● **TASK DIRECTIONS**
Convert each line of the data below into a JSON array of strings, one string per line, leaving out any blank lines.

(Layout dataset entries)
########################################

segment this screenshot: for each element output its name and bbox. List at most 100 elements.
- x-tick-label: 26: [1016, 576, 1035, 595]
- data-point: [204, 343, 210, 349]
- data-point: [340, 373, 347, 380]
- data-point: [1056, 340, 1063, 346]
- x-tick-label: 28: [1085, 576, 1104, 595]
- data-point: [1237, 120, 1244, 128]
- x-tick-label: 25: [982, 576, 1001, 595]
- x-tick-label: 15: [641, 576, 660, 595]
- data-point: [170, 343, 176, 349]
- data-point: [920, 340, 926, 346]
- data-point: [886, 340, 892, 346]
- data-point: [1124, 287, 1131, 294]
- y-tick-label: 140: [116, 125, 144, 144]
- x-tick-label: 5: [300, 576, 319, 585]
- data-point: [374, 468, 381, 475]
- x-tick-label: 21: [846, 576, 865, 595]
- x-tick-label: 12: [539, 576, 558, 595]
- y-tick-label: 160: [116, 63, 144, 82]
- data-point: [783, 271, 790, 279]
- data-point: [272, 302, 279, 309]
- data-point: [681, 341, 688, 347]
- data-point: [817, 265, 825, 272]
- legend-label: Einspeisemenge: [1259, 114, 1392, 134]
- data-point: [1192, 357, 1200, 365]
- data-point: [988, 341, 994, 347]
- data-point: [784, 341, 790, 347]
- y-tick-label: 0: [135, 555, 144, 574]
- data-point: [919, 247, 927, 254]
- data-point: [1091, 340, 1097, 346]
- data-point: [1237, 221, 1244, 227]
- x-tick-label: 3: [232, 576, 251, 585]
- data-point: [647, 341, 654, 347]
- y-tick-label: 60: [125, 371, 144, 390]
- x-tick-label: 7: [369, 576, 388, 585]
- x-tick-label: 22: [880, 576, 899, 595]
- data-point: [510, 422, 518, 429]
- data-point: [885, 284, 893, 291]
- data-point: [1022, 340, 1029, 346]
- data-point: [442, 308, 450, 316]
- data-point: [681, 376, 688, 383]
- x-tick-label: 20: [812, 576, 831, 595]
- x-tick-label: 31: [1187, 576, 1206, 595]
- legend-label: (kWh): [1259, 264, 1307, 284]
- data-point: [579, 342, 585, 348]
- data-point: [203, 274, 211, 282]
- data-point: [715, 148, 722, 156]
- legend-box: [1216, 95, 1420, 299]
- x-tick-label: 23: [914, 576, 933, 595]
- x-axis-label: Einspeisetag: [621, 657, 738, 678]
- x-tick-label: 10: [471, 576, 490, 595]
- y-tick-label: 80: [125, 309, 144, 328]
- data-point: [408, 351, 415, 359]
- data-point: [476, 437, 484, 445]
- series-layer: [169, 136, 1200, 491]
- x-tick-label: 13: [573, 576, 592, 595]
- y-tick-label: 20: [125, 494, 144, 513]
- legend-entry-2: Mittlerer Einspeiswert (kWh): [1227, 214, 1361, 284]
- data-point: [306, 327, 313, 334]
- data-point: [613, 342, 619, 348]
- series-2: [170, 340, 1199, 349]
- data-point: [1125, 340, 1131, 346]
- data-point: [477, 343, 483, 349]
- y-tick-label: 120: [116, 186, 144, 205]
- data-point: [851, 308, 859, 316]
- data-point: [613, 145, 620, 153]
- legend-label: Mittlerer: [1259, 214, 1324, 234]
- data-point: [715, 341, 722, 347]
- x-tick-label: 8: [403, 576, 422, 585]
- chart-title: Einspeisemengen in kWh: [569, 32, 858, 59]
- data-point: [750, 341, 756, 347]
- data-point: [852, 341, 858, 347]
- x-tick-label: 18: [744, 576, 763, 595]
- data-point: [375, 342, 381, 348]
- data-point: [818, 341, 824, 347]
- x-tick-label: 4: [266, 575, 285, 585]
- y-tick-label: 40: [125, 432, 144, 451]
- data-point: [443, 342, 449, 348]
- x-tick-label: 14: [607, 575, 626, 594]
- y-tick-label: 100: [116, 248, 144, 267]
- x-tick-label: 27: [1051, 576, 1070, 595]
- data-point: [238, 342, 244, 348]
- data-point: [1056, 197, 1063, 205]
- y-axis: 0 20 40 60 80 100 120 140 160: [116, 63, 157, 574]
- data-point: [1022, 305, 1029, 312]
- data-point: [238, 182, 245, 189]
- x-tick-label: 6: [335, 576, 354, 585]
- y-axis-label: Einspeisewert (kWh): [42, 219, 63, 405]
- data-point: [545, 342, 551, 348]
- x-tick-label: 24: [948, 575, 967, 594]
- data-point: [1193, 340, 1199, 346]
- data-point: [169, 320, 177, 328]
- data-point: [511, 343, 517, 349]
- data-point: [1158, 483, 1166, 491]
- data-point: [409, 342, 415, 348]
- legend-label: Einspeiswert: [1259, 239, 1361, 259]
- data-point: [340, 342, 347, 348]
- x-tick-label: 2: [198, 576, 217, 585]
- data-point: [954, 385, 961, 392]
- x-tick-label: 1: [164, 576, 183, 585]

########################################

● **IN RESPONSE**
[
  "segment this screenshot: for each element output its name and bbox. List at most 100 elements.",
  "- x-tick-label: 26: [1016, 576, 1035, 595]",
  "- data-point: [204, 343, 210, 349]",
  "- data-point: [340, 373, 347, 380]",
  "- data-point: [1056, 340, 1063, 346]",
  "- x-tick-label: 28: [1085, 576, 1104, 595]",
  "- data-point: [1237, 120, 1244, 128]",
  "- x-tick-label: 25: [982, 576, 1001, 595]",
  "- x-tick-label: 15: [641, 576, 660, 595]",
  "- data-point: [170, 343, 176, 349]",
  "- data-point: [920, 340, 926, 346]",
  "- data-point: [886, 340, 892, 346]",
  "- data-point: [1124, 287, 1131, 294]",
  "- y-tick-label: 140: [116, 125, 144, 144]",
  "- x-tick-label: 5: [300, 576, 319, 585]",
  "- data-point: [374, 468, 381, 475]",
  "- x-tick-label: 21: [846, 576, 865, 595]",
  "- x-tick-label: 12: [539, 576, 558, 595]",
  "- y-tick-label: 160: [116, 63, 144, 82]",
  "- data-point: [783, 271, 790, 279]",
  "- data-point: [272, 302, 279, 309]",
  "- data-point: [681, 341, 688, 347]",
  "- data-point: [817, 265, 825, 272]",
  "- legend-label: Einspeisemenge: [1259, 114, 1392, 134]",
  "- data-point: [1192, 357, 1200, 365]",
  "- data-point: [988, 341, 994, 347]",
  "- data-point: [784, 341, 790, 347]",
  "- y-tick-label: 0: [135, 555, 144, 574]",
  "- data-point: [919, 247, 927, 254]",
  "- data-point: [1091, 340, 1097, 346]",
  "- data-point: [1237, 221, 1244, 227]",
  "- x-tick-label: 3: [232, 576, 251, 585]",
  "- data-point: [647, 341, 654, 347]",
  "- y-tick-label: 60: [125, 371, 144, 390]",
  "- x-tick-label: 7: [369, 576, 388, 585]",
  "- x-tick-label: 22: [880, 576, 899, 595]",
  "- data-point: [510, 422, 518, 429]",
  "- data-point: [885, 284, 893, 291]",
  "- data-point: [1022, 340, 1029, 346]",
  "- data-point: [442, 308, 450, 316]",
  "- data-point: [681, 376, 688, 383]",
  "- x-tick-label: 20: [812, 576, 831, 595]",
  "- x-tick-label: 31: [1187, 576, 1206, 595]",
  "- legend-label: (kWh): [1259, 264, 1307, 284]",
  "- data-point: [579, 342, 585, 348]",
  "- data-point: [203, 274, 211, 282]",
  "- data-point: [715, 148, 722, 156]",
  "- legend-box: [1216, 95, 1420, 299]",
  "- x-tick-label: 23: [914, 576, 933, 595]",
  "- x-axis-label: Einspeisetag: [621, 657, 738, 678]",
  "- x-tick-label: 10: [471, 576, 490, 595]",
  "- y-tick-label: 80: [125, 309, 144, 328]",
  "- data-point: [408, 351, 415, 359]",
  "- data-point: [476, 437, 484, 445]",
  "- series-layer: [169, 136, 1200, 491]",
  "- x-tick-label: 13: [573, 576, 592, 595]",
  "- y-tick-label: 20: [125, 494, 144, 513]",
  "- legend-entry-2: Mittlerer Einspeiswert (kWh): [1227, 214, 1361, 284]",
  "- data-point: [306, 327, 313, 334]",
  "- data-point: [613, 342, 619, 348]",
  "- series-2: [170, 340, 1199, 349]",
  "- data-point: [1125, 340, 1131, 346]",
  "- data-point: [477, 343, 483, 349]",
  "- y-tick-label: 120: [116, 186, 144, 205]",
  "- data-point: [851, 308, 859, 316]",
  "- data-point: [613, 145, 620, 153]",
  "- legend-label: Mittlerer: [1259, 214, 1324, 234]",
  "- data-point: [715, 341, 722, 347]",
  "- x-tick-label: 8: [403, 576, 422, 585]",
  "- chart-title: Einspeisemengen in kWh: [569, 32, 858, 59]",
  "- data-point: [750, 341, 756, 347]",
  "- data-point: [852, 341, 858, 347]",
  "- x-tick-label: 18: [744, 576, 763, 595]",
  "- data-point: [375, 342, 381, 348]",
  "- data-point: [818, 341, 824, 347]",
  "- x-tick-label: 4: [266, 575, 285, 585]",
  "- y-tick-label: 40: [125, 432, 144, 451]",
  "- data-point: [443, 342, 449, 348]",
  "- x-tick-label: 14: [607, 575, 626, 594]",
  "- y-tick-label: 100: [116, 248, 144, 267]",
  "- x-tick-label: 27: [1051, 576, 1070, 595]",
  "- data-point: [238, 342, 244, 348]",
  "- data-point: [1056, 197, 1063, 205]",
  "- y-axis: 0 20 40 60 80 100 120 140 160: [116, 63, 157, 574]",
  "- data-point: [1022, 305, 1029, 312]",
  "- data-point: [238, 182, 245, 189]",
  "- x-tick-label: 6: [335, 576, 354, 585]",
  "- y-axis-label: Einspeisewert (kWh): [42, 219, 63, 405]",
  "- data-point: [545, 342, 551, 348]",
  "- x-tick-label: 24: [948, 575, 967, 594]",
  "- data-point: [1193, 340, 1199, 346]",
  "- data-point: [169, 320, 177, 328]",
  "- data-point: [511, 343, 517, 349]",
  "- data-point: [1158, 483, 1166, 491]",
  "- data-point: [409, 342, 415, 348]",
  "- legend-label: Einspeiswert: [1259, 239, 1361, 259]",
  "- data-point: [340, 342, 347, 348]",
  "- x-tick-label: 2: [198, 576, 217, 585]",
  "- data-point: [954, 385, 961, 392]",
  "- x-tick-label: 1: [164, 576, 183, 585]"
]